13 November
St. Francesca Xavier Cabrini
1850-1917
RIWAYAT HIDUPNYA
Dilahirkan pada 1850 di Sant’Angelo di Lodi di Lombardia (Italia), Maria Fransiska Cabrini adalah anak bungsu dari 13 bersaudara sebuah keluarga petani. Bahkan sebagai seorang anak kecil dia terkenal karena kesalehan dan kesukaannya untuk berdoa dan dia pun bermimpi untuk menjadi seorang misionaris di Cina. Pada umur 18 tahun dia menerima ijazah sebagai seorang guru. Ketika orang tuanya meninggal dunia pada tahun berikutnya, dia melamar pada dua sekolah suster yang berbeda, namun ditolak karena kesehatannya lemah. Selama sepuluh tahun berikutnya dia mengkhususkan diri mengajar dan memimpin sebuah sekolah bagi anak-anak yatim/piatu dan memuaskan batinnya dengan memberikan pengajaran katekese dan mengunjungi orang-orang miskin pada waktu luangnya. Selama epidemi cacar tahun 1872 dia melaksanakan pekerjaan-pekerjaan heroik sebagai seorang perawat.

» URAIAN TUGAS:
Jawablah pertanyaan berikut berdasarkan riwayat hidup Fransiska Cabrini di atas:
1. Di mana Maria Fransiska Cabrini dilahirkan?
2. Pada umur berapa dia menerima ijazah sebagai seorang guru?
3. Apa alasan dua sekolah suster menolak lamarannya?
Baris-baris data di bawah ini diambil dari sumber yang berbeda.

» DATA MENTAH:
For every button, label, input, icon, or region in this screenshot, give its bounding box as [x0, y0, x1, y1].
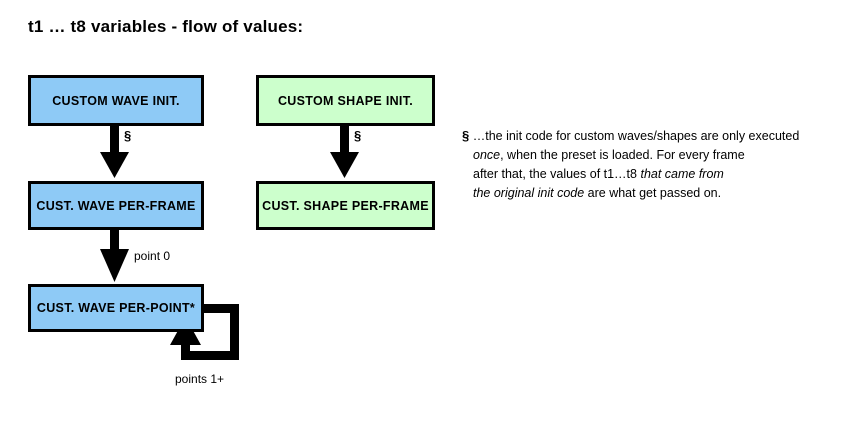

» HASIL AKHIR:
1. Di Sant’Angelo di Lodi di Lombardia (Italia).
2. Pada umur 18 tahun.
3. Kesehatannya lemah.